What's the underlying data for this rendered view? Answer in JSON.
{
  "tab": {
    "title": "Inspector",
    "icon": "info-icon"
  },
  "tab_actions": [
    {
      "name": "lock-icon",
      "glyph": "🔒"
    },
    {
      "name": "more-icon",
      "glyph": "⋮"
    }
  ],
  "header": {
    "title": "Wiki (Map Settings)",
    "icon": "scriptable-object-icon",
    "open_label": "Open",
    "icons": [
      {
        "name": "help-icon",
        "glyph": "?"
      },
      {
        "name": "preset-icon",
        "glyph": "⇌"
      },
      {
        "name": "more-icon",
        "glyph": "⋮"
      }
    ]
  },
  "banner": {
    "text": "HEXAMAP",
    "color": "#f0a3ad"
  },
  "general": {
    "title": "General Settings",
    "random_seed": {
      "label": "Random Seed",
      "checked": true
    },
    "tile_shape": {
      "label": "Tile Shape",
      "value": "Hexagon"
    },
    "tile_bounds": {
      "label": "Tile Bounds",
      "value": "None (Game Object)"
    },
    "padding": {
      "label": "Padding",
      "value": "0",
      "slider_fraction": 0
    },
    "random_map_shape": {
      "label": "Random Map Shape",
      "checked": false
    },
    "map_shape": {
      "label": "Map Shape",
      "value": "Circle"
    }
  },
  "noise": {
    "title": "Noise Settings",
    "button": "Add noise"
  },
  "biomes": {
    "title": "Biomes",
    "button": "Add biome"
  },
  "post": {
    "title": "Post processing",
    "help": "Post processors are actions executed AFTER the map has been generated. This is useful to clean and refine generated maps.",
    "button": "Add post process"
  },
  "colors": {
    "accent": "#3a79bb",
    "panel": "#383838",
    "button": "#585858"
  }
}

◆ **WORK TO BE COMPLETED**
Copy out the full material exactly as it appears.

◆ **WRITTEN RESPONSE**
What's the underlying data for this rendered view? Answer in JSON.
{
  "tab": {
    "title": "Inspector",
    "icon": "info-icon"
  },
  "tab_actions": [
    {
      "name": "lock-icon",
      "glyph": "🔒"
    },
    {
      "name": "more-icon",
      "glyph": "⋮"
    }
  ],
  "header": {
    "title": "Wiki (Map Settings)",
    "icon": "scriptable-object-icon",
    "open_label": "Open",
    "icons": [
      {
        "name": "help-icon",
        "glyph": "?"
      },
      {
        "name": "preset-icon",
        "glyph": "⇌"
      },
      {
        "name": "more-icon",
        "glyph": "⋮"
      }
    ]
  },
  "banner": {
    "text": "HEXAMAP",
    "color": "#f0a3ad"
  },
  "general": {
    "title": "General Settings",
    "random_seed": {
      "label": "Random Seed",
      "checked": true
    },
    "tile_shape": {
      "label": "Tile Shape",
      "value": "Hexagon"
    },
    "tile_bounds": {
      "label": "Tile Bounds",
      "value": "None (Game Object)"
    },
    "padding": {
      "label": "Padding",
      "value": "0",
      "slider_fraction": 0
    },
    "random_map_shape": {
      "label": "Random Map Shape",
      "checked": false
    },
    "map_shape": {
      "label": "Map Shape",
      "value": "Circle"
    }
  },
  "noise": {
    "title": "Noise Settings",
    "button": "Add noise"
  },
  "biomes": {
    "title": "Biomes",
    "button": "Add biome"
  },
  "post": {
    "title": "Post processing",
    "help": "Post processors are actions executed AFTER the map has been generated. This is useful to clean and refine generated maps.",
    "button": "Add post process"
  },
  "colors": {
    "accent": "#3a79bb",
    "panel": "#383838",
    "button": "#585858"
  }
}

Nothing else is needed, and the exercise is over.